◆ Problem to work on: Your task is to copy every record exactly.

......

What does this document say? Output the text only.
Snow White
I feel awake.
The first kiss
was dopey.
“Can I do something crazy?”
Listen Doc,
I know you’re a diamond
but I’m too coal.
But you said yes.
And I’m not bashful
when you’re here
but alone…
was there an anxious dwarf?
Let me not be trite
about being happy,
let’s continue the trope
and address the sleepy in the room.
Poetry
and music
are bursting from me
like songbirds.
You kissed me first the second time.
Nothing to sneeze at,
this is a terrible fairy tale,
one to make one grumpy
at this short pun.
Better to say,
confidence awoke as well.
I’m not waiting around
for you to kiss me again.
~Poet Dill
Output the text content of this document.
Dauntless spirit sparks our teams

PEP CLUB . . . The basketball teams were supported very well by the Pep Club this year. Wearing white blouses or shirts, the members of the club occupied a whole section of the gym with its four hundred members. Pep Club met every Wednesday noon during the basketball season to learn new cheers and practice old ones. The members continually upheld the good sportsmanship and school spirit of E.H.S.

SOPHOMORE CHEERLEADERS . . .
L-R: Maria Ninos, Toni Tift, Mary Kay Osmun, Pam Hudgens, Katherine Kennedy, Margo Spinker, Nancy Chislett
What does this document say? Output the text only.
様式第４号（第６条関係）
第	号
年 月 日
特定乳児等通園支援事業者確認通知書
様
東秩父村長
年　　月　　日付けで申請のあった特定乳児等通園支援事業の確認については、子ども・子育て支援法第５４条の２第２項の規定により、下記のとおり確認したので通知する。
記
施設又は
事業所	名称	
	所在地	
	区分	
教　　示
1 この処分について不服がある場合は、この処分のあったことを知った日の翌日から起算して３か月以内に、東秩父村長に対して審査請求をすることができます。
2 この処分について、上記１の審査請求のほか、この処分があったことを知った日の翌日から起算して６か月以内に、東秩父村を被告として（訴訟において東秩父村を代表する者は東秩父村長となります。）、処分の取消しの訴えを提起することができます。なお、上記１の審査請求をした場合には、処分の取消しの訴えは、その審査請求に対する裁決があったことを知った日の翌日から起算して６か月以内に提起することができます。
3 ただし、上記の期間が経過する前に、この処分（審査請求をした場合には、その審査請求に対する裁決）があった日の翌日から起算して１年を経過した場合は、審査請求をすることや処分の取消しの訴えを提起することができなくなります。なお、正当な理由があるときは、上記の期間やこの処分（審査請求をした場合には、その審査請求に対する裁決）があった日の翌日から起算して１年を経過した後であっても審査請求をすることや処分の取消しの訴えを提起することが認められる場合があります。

......

◆ Answer to the task:
What does this document say? Output the text only.
Snow White
I feel awake.
The first kiss
was dopey.
“Can I do something crazy?”
Listen Doc,
I know you’re a diamond
but I’m too coal.
But you said yes.
And I’m not bashful
when you’re here
but alone…
was there an anxious dwarf?
Let me not be trite
about being happy,
let’s continue the trope
and address the sleepy in the room.
Poetry
and music
are bursting from me
like songbirds.
You kissed me first the second time.
Nothing to sneeze at,
this is a terrible fairy tale,
one to make one grumpy
at this short pun.
Better to say,
confidence awoke as well.
I’m not waiting around
for you to kiss me again.
~Poet Dill
Output the text content of this document.
Dauntless spirit sparks our teams

PEP CLUB . . . The basketball teams were supported very well by the Pep Club this year. Wearing white blouses or shirts, the members of the club occupied a whole section of the gym with its four hundred members. Pep Club met every Wednesday noon during the basketball season to learn new cheers and practice old ones. The members continually upheld the good sportsmanship and school spirit of E.H.S.

SOPHOMORE CHEERLEADERS . . .
L-R: Maria Ninos, Toni Tift, Mary Kay Osmun, Pam Hudgens, Katherine Kennedy, Margo Spinker, Nancy Chislett
What does this document say? Output the text only.
様式第４号（第６条関係）
第	号
年 月 日
特定乳児等通園支援事業者確認通知書
様
東秩父村長
年　　月　　日付けで申請のあった特定乳児等通園支援事業の確認については、子ども・子育て支援法第５４条の２第２項の規定により、下記のとおり確認したので通知する。
記
施設又は
事業所	名称	
	所在地	
	区分	
教　　示
1 この処分について不服がある場合は、この処分のあったことを知った日の翌日から起算して３か月以内に、東秩父村長に対して審査請求をすることができます。
2 この処分について、上記１の審査請求のほか、この処分があったことを知った日の翌日から起算して６か月以内に、東秩父村を被告として（訴訟において東秩父村を代表する者は東秩父村長となります。）、処分の取消しの訴えを提起することができます。なお、上記１の審査請求をした場合には、処分の取消しの訴えは、その審査請求に対する裁決があったことを知った日の翌日から起算して６か月以内に提起することができます。
3 ただし、上記の期間が経過する前に、この処分（審査請求をした場合には、その審査請求に対する裁決）があった日の翌日から起算して１年を経過した場合は、審査請求をすることや処分の取消しの訴えを提起することができなくなります。なお、正当な理由があるときは、上記の期間やこの処分（審査請求をした場合には、その審査請求に対する裁決）があった日の翌日から起算して１年を経過した後であっても審査請求をすることや処分の取消しの訴えを提起することが認められる場合があります。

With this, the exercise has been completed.